PAGE TEXT →
|---|

Waking EEG cortical markers of chronic pain and sleepiness

Danny Camfferman1, G. Lorimer Moseley1, Kevin Gertz2, Mark W. Pettet2 and Mark P. Jensen2

  1. Body in Mind Group, School of Health Sciences, University of South Australia;
  2. Department of Rehabilitation Medicine, University of Washington, Seattle Washington.

Corresponding Author: Danny Camfferman Ph.D. email danny.camfferman@unisa.edu.au 

Purpose of the current study

The purposes of this study are to (1) evaluate whether we can distinguish between the contributions of chronic pain and sleep deficits found within the EEG bandwidth power spectrum, (2) measure the independent contributions of the chronic pain and sleep deficits to the EEG markers identified, and (3) determine the extent these markers may be viewed as measures that may be useful in the study of chronic pain. Based on the available findings, as well as current thinking regarding the effects of sleepiness on the waking EEG power spectrum, we hypothesized that higher levels of reported sleepiness would be associated with lower levels of alpha activity in an eyes closed condition. We also hypothesized that higher levels of sleepiness would be associated with higher levels of theta activity. Given that some of the findings regarding the maximal localization of both decreased alpha activity and increased theta activity are preliminary (found in only one or two studies so far), we also wanted to test the following hypotheses, which we viewed as more exploratory: (1) lower alpha activity related to increased sleepiness would be maximally found located in in activity measures by electrodes in frontal areas; and (2) higher levels of theta activity associated with increased sleepiness would be found in activity measured by electrodes placed in frontal areas.

|---|

Collection entries →
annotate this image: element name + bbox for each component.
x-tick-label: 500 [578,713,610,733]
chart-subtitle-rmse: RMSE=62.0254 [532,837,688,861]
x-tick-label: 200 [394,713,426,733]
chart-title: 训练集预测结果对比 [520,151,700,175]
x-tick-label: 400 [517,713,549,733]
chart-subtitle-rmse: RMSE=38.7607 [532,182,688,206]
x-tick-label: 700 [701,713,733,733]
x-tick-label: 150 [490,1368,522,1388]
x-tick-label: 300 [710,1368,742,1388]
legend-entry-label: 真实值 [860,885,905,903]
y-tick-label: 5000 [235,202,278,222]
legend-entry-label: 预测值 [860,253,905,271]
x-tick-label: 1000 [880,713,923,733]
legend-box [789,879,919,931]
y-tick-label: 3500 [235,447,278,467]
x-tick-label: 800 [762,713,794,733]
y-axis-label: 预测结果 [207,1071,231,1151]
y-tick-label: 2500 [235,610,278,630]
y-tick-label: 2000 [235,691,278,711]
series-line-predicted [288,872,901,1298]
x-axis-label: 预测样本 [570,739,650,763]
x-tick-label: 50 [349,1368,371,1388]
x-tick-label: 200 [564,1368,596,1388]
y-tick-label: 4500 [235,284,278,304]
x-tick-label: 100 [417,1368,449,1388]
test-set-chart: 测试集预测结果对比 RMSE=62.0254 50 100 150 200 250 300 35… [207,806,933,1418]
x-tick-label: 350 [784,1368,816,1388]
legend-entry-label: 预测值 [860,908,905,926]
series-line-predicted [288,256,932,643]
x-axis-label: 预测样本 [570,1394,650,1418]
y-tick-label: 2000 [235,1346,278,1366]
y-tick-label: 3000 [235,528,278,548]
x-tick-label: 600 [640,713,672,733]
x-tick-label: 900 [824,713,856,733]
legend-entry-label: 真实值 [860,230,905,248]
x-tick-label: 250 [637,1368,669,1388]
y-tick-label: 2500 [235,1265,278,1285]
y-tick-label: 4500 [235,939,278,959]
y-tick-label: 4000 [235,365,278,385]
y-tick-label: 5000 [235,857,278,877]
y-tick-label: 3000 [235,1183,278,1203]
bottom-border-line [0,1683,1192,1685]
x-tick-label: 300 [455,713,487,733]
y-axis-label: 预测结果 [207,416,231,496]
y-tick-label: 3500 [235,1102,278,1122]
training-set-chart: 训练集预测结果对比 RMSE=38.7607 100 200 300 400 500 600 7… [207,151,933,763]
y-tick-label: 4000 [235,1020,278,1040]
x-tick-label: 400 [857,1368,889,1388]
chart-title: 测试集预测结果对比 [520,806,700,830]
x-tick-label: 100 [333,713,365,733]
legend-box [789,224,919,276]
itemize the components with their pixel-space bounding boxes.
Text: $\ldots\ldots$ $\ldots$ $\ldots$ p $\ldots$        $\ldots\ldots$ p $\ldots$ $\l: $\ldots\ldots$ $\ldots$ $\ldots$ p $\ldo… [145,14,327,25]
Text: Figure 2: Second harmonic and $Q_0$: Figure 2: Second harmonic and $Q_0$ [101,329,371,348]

|---|

ABOUT THIS TASK → Reproduce the full text on EEG markers of chronic pain and sleepiness word for word, from its title through its final sentence. The rows are separate material and have no connection to the text on EEG markers.

TASK SOLUTION →
Waking EEG cortical markers of chronic pain and sleepiness

Danny Camfferman1, G. Lorimer Moseley1, Kevin Gertz2, Mark W. Pettet2 and Mark P. Jensen2

  1. Body in Mind Group, School of Health Sciences, University of South Australia;
  2. Department of Rehabilitation Medicine, University of Washington, Seattle Washington.

Corresponding Author: Danny Camfferman Ph.D. email danny.camfferman@unisa.edu.au 

Purpose of the current study

The purposes of this study are to (1) evaluate whether we can distinguish between the contributions of chronic pain and sleep deficits found within the EEG bandwidth power spectrum, (2) measure the independent contributions of the chronic pain and sleep deficits to the EEG markers identified, and (3) determine the extent these markers may be viewed as measures that may be useful in the study of chronic pain. Based on the available findings, as well as current thinking regarding the effects of sleepiness on the waking EEG power spectrum, we hypothesized that higher levels of reported sleepiness would be associated with lower levels of alpha activity in an eyes closed condition. We also hypothesized that higher levels of sleepiness would be associated with higher levels of theta activity. Given that some of the findings regarding the maximal localization of both decreased alpha activity and increased theta activity are preliminary (found in only one or two studies so far), we also wanted to test the following hypotheses, which we viewed as more exploratory: (1) lower alpha activity related to increased sleepiness would be maximally found located in in activity measures by electrodes in frontal areas; and (2) higher levels of theta activity associated with increased sleepiness would be found in activity measured by electrodes placed in frontal areas.